**EXCERPTED RECORDS:**
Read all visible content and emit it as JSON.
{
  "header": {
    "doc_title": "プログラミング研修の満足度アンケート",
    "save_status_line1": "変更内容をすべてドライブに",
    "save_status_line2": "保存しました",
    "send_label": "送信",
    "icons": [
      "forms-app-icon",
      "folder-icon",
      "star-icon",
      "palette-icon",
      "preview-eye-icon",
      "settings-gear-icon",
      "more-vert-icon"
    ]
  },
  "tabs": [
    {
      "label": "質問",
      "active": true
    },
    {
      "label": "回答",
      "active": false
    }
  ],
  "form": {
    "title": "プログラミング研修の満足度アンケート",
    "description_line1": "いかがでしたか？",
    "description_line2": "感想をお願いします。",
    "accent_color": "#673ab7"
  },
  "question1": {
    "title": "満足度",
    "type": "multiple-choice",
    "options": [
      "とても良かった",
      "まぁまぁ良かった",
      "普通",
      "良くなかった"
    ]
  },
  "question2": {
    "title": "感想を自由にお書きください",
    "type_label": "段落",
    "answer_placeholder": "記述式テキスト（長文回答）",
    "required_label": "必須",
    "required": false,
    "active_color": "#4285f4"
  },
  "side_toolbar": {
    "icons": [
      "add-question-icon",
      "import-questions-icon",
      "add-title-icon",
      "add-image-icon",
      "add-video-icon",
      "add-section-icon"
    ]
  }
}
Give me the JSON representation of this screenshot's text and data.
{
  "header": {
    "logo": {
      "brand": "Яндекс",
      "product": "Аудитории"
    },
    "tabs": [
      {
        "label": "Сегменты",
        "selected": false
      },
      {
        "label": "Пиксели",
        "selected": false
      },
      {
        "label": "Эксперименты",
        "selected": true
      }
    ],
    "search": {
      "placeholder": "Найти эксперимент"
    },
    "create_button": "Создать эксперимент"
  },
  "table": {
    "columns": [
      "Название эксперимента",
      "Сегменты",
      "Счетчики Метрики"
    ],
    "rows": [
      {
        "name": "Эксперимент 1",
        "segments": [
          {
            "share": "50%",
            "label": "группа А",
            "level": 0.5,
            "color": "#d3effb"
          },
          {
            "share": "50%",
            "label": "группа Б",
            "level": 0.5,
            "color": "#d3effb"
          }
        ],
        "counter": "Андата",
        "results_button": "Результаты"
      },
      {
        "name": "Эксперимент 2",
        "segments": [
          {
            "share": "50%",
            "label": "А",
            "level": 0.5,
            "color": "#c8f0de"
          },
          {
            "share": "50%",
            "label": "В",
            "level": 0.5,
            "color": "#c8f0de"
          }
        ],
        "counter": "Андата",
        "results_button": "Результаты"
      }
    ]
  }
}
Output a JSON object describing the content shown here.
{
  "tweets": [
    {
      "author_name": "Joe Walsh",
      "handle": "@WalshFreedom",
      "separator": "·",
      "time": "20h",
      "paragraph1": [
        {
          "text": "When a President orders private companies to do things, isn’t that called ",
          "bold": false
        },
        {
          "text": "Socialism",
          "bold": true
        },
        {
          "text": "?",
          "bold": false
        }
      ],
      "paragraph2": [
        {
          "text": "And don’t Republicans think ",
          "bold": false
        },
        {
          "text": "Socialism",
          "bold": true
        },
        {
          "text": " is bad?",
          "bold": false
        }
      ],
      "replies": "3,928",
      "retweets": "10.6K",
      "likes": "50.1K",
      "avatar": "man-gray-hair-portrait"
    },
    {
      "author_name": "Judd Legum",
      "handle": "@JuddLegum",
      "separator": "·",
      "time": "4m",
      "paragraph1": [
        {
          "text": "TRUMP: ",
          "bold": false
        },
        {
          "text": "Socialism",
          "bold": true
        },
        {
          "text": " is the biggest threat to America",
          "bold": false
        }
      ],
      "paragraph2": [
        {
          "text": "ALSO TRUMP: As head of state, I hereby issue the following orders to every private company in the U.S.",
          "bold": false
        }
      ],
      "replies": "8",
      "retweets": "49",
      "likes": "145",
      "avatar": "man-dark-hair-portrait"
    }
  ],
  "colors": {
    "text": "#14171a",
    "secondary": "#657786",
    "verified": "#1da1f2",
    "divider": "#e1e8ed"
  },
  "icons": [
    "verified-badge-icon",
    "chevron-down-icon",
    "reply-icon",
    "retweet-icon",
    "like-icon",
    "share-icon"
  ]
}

**YOUR TASK:** Write the material out again word for word.

**RESPONSE TO THIS TASK:**
Read all visible content and emit it as JSON.
{
  "header": {
    "doc_title": "プログラミング研修の満足度アンケート",
    "save_status_line1": "変更内容をすべてドライブに",
    "save_status_line2": "保存しました",
    "send_label": "送信",
    "icons": [
      "forms-app-icon",
      "folder-icon",
      "star-icon",
      "palette-icon",
      "preview-eye-icon",
      "settings-gear-icon",
      "more-vert-icon"
    ]
  },
  "tabs": [
    {
      "label": "質問",
      "active": true
    },
    {
      "label": "回答",
      "active": false
    }
  ],
  "form": {
    "title": "プログラミング研修の満足度アンケート",
    "description_line1": "いかがでしたか？",
    "description_line2": "感想をお願いします。",
    "accent_color": "#673ab7"
  },
  "question1": {
    "title": "満足度",
    "type": "multiple-choice",
    "options": [
      "とても良かった",
      "まぁまぁ良かった",
      "普通",
      "良くなかった"
    ]
  },
  "question2": {
    "title": "感想を自由にお書きください",
    "type_label": "段落",
    "answer_placeholder": "記述式テキスト（長文回答）",
    "required_label": "必須",
    "required": false,
    "active_color": "#4285f4"
  },
  "side_toolbar": {
    "icons": [
      "add-question-icon",
      "import-questions-icon",
      "add-title-icon",
      "add-image-icon",
      "add-video-icon",
      "add-section-icon"
    ]
  }
}
Give me the JSON representation of this screenshot's text and data.
{
  "header": {
    "logo": {
      "brand": "Яндекс",
      "product": "Аудитории"
    },
    "tabs": [
      {
        "label": "Сегменты",
        "selected": false
      },
      {
        "label": "Пиксели",
        "selected": false
      },
      {
        "label": "Эксперименты",
        "selected": true
      }
    ],
    "search": {
      "placeholder": "Найти эксперимент"
    },
    "create_button": "Создать эксперимент"
  },
  "table": {
    "columns": [
      "Название эксперимента",
      "Сегменты",
      "Счетчики Метрики"
    ],
    "rows": [
      {
        "name": "Эксперимент 1",
        "segments": [
          {
            "share": "50%",
            "label": "группа А",
            "level": 0.5,
            "color": "#d3effb"
          },
          {
            "share": "50%",
            "label": "группа Б",
            "level": 0.5,
            "color": "#d3effb"
          }
        ],
        "counter": "Андата",
        "results_button": "Результаты"
      },
      {
        "name": "Эксперимент 2",
        "segments": [
          {
            "share": "50%",
            "label": "А",
            "level": 0.5,
            "color": "#c8f0de"
          },
          {
            "share": "50%",
            "label": "В",
            "level": 0.5,
            "color": "#c8f0de"
          }
        ],
        "counter": "Андата",
        "results_button": "Результаты"
      }
    ]
  }
}
Output a JSON object describing the content shown here.
{
  "tweets": [
    {
      "author_name": "Joe Walsh",
      "handle": "@WalshFreedom",
      "separator": "·",
      "time": "20h",
      "paragraph1": [
        {
          "text": "When a President orders private companies to do things, isn’t that called ",
          "bold": false
        },
        {
          "text": "Socialism",
          "bold": true
        },
        {
          "text": "?",
          "bold": false
        }
      ],
      "paragraph2": [
        {
          "text": "And don’t Republicans think ",
          "bold": false
        },
        {
          "text": "Socialism",
          "bold": true
        },
        {
          "text": " is bad?",
          "bold": false
        }
      ],
      "replies": "3,928",
      "retweets": "10.6K",
      "likes": "50.1K",
      "avatar": "man-gray-hair-portrait"
    },
    {
      "author_name": "Judd Legum",
      "handle": "@JuddLegum",
      "separator": "·",
      "time": "4m",
      "paragraph1": [
        {
          "text": "TRUMP: ",
          "bold": false
        },
        {
          "text": "Socialism",
          "bold": true
        },
        {
          "text": " is the biggest threat to America",
          "bold": false
        }
      ],
      "paragraph2": [
        {
          "text": "ALSO TRUMP: As head of state, I hereby issue the following orders to every private company in the U.S.",
          "bold": false
        }
      ],
      "replies": "8",
      "retweets": "49",
      "likes": "145",
      "avatar": "man-dark-hair-portrait"
    }
  ],
  "colors": {
    "text": "#14171a",
    "secondary": "#657786",
    "verified": "#1da1f2",
    "divider": "#e1e8ed"
  },
  "icons": [
    "verified-badge-icon",
    "chevron-down-icon",
    "reply-icon",
    "retweet-icon",
    "like-icon",
    "share-icon"
  ]
}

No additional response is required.